### Input
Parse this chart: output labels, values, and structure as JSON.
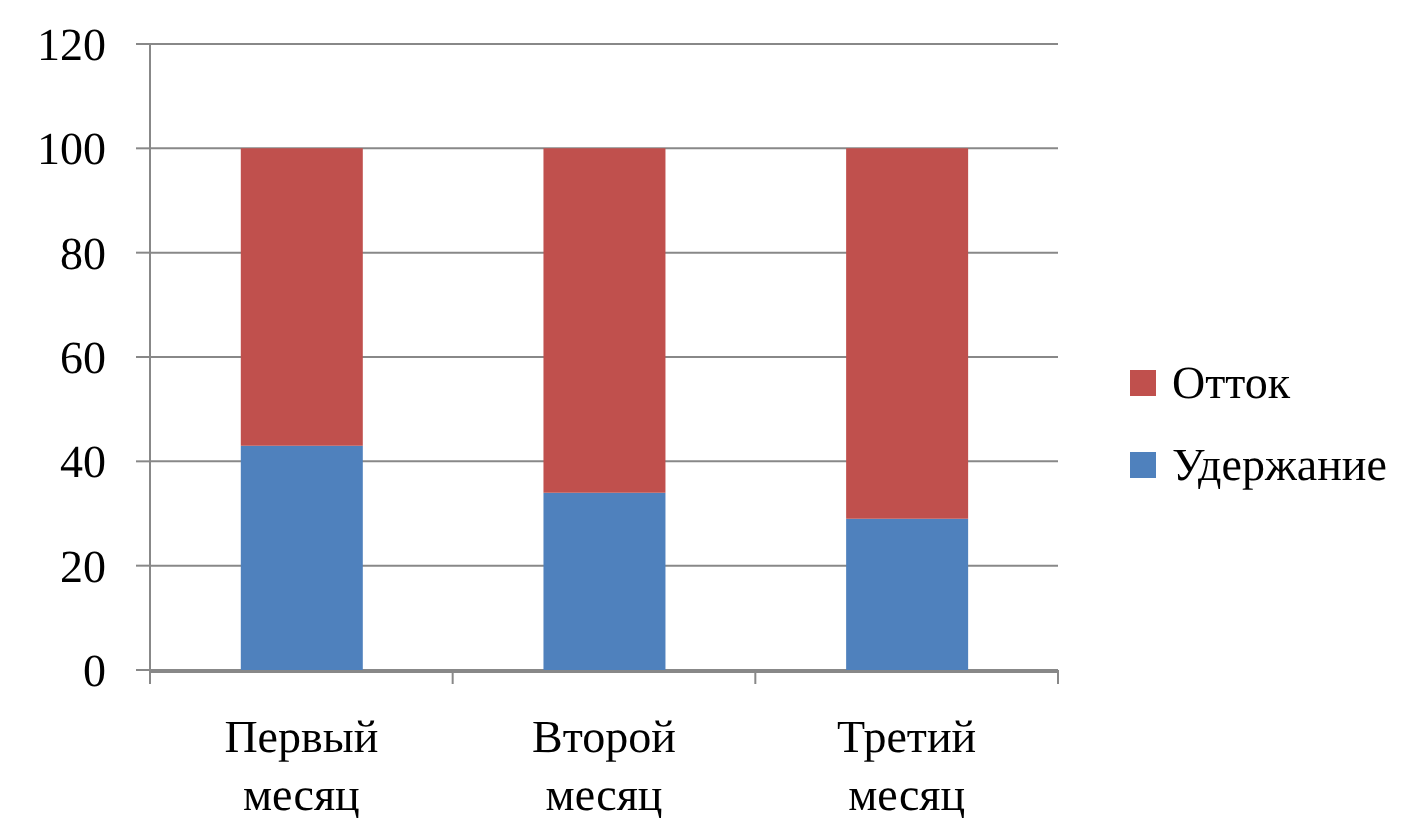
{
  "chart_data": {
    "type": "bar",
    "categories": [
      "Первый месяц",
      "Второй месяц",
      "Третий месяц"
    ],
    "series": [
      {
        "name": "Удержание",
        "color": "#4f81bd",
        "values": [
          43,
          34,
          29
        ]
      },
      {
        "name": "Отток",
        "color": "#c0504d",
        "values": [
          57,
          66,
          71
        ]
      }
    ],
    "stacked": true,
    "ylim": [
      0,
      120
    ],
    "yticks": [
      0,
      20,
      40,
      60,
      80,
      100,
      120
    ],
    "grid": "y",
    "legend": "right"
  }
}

### Your objective
In the listing above, how many lines include the word "месяц"? Answer with the number and nothing more.

### Response
3